### [Collected data]
-- -- --

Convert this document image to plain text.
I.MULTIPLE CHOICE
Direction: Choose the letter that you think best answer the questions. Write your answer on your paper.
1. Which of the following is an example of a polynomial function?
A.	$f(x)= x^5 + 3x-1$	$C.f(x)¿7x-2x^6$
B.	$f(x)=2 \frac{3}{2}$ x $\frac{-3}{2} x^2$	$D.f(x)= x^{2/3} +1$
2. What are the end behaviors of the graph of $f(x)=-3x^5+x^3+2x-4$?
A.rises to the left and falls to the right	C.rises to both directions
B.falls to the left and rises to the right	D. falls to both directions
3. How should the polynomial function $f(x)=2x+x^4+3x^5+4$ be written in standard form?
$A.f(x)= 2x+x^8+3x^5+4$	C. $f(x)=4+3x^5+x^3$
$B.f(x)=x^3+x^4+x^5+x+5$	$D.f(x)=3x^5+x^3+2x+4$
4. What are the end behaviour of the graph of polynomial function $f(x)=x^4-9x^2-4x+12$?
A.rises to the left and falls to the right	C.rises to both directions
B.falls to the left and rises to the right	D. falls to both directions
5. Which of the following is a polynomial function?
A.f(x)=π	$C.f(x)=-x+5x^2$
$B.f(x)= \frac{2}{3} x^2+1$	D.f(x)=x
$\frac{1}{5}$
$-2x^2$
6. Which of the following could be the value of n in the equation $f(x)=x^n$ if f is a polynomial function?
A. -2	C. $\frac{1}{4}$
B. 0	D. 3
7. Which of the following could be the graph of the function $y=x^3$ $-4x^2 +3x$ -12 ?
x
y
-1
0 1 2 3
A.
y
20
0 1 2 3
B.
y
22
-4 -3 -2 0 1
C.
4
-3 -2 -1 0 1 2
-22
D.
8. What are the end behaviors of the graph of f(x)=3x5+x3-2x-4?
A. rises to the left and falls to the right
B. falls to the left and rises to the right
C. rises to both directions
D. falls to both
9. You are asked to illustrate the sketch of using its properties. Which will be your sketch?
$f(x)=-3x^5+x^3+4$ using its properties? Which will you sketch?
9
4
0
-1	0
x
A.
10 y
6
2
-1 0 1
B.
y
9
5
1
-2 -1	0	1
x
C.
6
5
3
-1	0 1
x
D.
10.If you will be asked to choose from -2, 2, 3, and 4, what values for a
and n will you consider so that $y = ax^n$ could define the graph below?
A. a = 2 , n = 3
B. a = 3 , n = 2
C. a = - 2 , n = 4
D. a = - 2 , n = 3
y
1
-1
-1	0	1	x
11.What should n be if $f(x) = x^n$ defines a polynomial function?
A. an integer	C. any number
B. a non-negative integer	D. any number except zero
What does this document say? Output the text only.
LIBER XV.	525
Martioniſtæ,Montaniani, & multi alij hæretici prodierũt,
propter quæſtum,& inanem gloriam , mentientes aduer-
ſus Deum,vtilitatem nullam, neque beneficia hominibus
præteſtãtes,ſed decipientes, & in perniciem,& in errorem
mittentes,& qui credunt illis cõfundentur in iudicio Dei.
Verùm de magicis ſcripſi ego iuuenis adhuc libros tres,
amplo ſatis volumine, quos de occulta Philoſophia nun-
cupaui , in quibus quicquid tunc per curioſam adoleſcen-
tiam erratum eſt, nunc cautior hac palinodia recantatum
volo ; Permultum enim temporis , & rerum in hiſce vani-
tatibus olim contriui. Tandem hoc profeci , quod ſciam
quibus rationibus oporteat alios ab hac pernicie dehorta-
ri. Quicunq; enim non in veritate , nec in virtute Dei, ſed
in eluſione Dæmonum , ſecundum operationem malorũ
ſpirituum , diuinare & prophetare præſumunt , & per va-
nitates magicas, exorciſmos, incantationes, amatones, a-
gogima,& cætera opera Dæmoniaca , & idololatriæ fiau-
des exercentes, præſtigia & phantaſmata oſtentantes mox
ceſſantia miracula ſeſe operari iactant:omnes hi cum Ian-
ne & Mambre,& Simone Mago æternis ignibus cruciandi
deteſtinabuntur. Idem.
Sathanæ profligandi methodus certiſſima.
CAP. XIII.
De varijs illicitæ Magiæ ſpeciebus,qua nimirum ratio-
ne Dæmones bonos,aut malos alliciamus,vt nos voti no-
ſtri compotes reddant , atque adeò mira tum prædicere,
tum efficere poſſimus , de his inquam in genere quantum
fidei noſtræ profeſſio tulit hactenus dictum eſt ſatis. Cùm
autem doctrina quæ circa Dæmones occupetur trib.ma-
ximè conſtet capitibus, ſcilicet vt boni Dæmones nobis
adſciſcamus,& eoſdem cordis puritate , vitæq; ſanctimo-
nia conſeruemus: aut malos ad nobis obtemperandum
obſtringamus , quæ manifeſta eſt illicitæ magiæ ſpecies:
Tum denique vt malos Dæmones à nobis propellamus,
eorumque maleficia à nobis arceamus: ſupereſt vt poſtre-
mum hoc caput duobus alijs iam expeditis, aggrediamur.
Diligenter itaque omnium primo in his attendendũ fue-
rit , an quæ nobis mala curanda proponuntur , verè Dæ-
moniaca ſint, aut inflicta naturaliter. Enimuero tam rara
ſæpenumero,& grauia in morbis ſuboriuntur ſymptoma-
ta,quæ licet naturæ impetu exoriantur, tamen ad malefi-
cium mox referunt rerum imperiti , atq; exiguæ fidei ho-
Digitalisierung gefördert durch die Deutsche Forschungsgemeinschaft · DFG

-- -- --

### [SET TASK]
Please set down all the data word for word.

### [WRITTEN ANSWER]
Convert this document image to plain text.
I.MULTIPLE CHOICE
Direction: Choose the letter that you think best answer the questions. Write your answer on your paper.
1. Which of the following is an example of a polynomial function?
A.	$f(x)= x^5 + 3x-1$	$C.f(x)¿7x-2x^6$
B.	$f(x)=2 \frac{3}{2}$ x $\frac{-3}{2} x^2$	$D.f(x)= x^{2/3} +1$
2. What are the end behaviors of the graph of $f(x)=-3x^5+x^3+2x-4$?
A.rises to the left and falls to the right	C.rises to both directions
B.falls to the left and rises to the right	D. falls to both directions
3. How should the polynomial function $f(x)=2x+x^4+3x^5+4$ be written in standard form?
$A.f(x)= 2x+x^8+3x^5+4$	C. $f(x)=4+3x^5+x^3$
$B.f(x)=x^3+x^4+x^5+x+5$	$D.f(x)=3x^5+x^3+2x+4$
4. What are the end behaviour of the graph of polynomial function $f(x)=x^4-9x^2-4x+12$?
A.rises to the left and falls to the right	C.rises to both directions
B.falls to the left and rises to the right	D. falls to both directions
5. Which of the following is a polynomial function?
A.f(x)=π	$C.f(x)=-x+5x^2$
$B.f(x)= \frac{2}{3} x^2+1$	D.f(x)=x
$\frac{1}{5}$
$-2x^2$
6. Which of the following could be the value of n in the equation $f(x)=x^n$ if f is a polynomial function?
A. -2	C. $\frac{1}{4}$
B. 0	D. 3
7. Which of the following could be the graph of the function $y=x^3$ $-4x^2 +3x$ -12 ?
x
y
-1
0 1 2 3
A.
y
20
0 1 2 3
B.
y
22
-4 -3 -2 0 1
C.
4
-3 -2 -1 0 1 2
-22
D.
8. What are the end behaviors of the graph of f(x)=3x5+x3-2x-4?
A. rises to the left and falls to the right
B. falls to the left and rises to the right
C. rises to both directions
D. falls to both
9. You are asked to illustrate the sketch of using its properties. Which will be your sketch?
$f(x)=-3x^5+x^3+4$ using its properties? Which will you sketch?
9
4
0
-1	0
x
A.
10 y
6
2
-1 0 1
B.
y
9
5
1
-2 -1	0	1
x
C.
6
5
3
-1	0 1
x
D.
10.If you will be asked to choose from -2, 2, 3, and 4, what values for a
and n will you consider so that $y = ax^n$ could define the graph below?
A. a = 2 , n = 3
B. a = 3 , n = 2
C. a = - 2 , n = 4
D. a = - 2 , n = 3
y
1
-1
-1	0	1	x
11.What should n be if $f(x) = x^n$ defines a polynomial function?
A. an integer	C. any number
B. a non-negative integer	D. any number except zero
What does this document say? Output the text only.
LIBER XV.	525
Martioniſtæ,Montaniani, & multi alij hæretici prodierũt,
propter quæſtum,& inanem gloriam , mentientes aduer-
ſus Deum,vtilitatem nullam, neque beneficia hominibus
præteſtãtes,ſed decipientes, & in perniciem,& in errorem
mittentes,& qui credunt illis cõfundentur in iudicio Dei.
Verùm de magicis ſcripſi ego iuuenis adhuc libros tres,
amplo ſatis volumine, quos de occulta Philoſophia nun-
cupaui , in quibus quicquid tunc per curioſam adoleſcen-
tiam erratum eſt, nunc cautior hac palinodia recantatum
volo ; Permultum enim temporis , & rerum in hiſce vani-
tatibus olim contriui. Tandem hoc profeci , quod ſciam
quibus rationibus oporteat alios ab hac pernicie dehorta-
ri. Quicunq; enim non in veritate , nec in virtute Dei, ſed
in eluſione Dæmonum , ſecundum operationem malorũ
ſpirituum , diuinare & prophetare præſumunt , & per va-
nitates magicas, exorciſmos, incantationes, amatones, a-
gogima,& cætera opera Dæmoniaca , & idololatriæ fiau-
des exercentes, præſtigia & phantaſmata oſtentantes mox
ceſſantia miracula ſeſe operari iactant:omnes hi cum Ian-
ne & Mambre,& Simone Mago æternis ignibus cruciandi
deteſtinabuntur. Idem.
Sathanæ profligandi methodus certiſſima.
CAP. XIII.
De varijs illicitæ Magiæ ſpeciebus,qua nimirum ratio-
ne Dæmones bonos,aut malos alliciamus,vt nos voti no-
ſtri compotes reddant , atque adeò mira tum prædicere,
tum efficere poſſimus , de his inquam in genere quantum
fidei noſtræ profeſſio tulit hactenus dictum eſt ſatis. Cùm
autem doctrina quæ circa Dæmones occupetur trib.ma-
ximè conſtet capitibus, ſcilicet vt boni Dæmones nobis
adſciſcamus,& eoſdem cordis puritate , vitæq; ſanctimo-
nia conſeruemus: aut malos ad nobis obtemperandum
obſtringamus , quæ manifeſta eſt illicitæ magiæ ſpecies:
Tum denique vt malos Dæmones à nobis propellamus,
eorumque maleficia à nobis arceamus: ſupereſt vt poſtre-
mum hoc caput duobus alijs iam expeditis, aggrediamur.
Diligenter itaque omnium primo in his attendendũ fue-
rit , an quæ nobis mala curanda proponuntur , verè Dæ-
moniaca ſint, aut inflicta naturaliter. Enimuero tam rara
ſæpenumero,& grauia in morbis ſuboriuntur ſymptoma-
ta,quæ licet naturæ impetu exoriantur, tamen ad malefi-
cium mox referunt rerum imperiti , atq; exiguæ fidei ho-
Digitalisierung gefördert durch die Deutsche Forschungsgemeinschaft · DFG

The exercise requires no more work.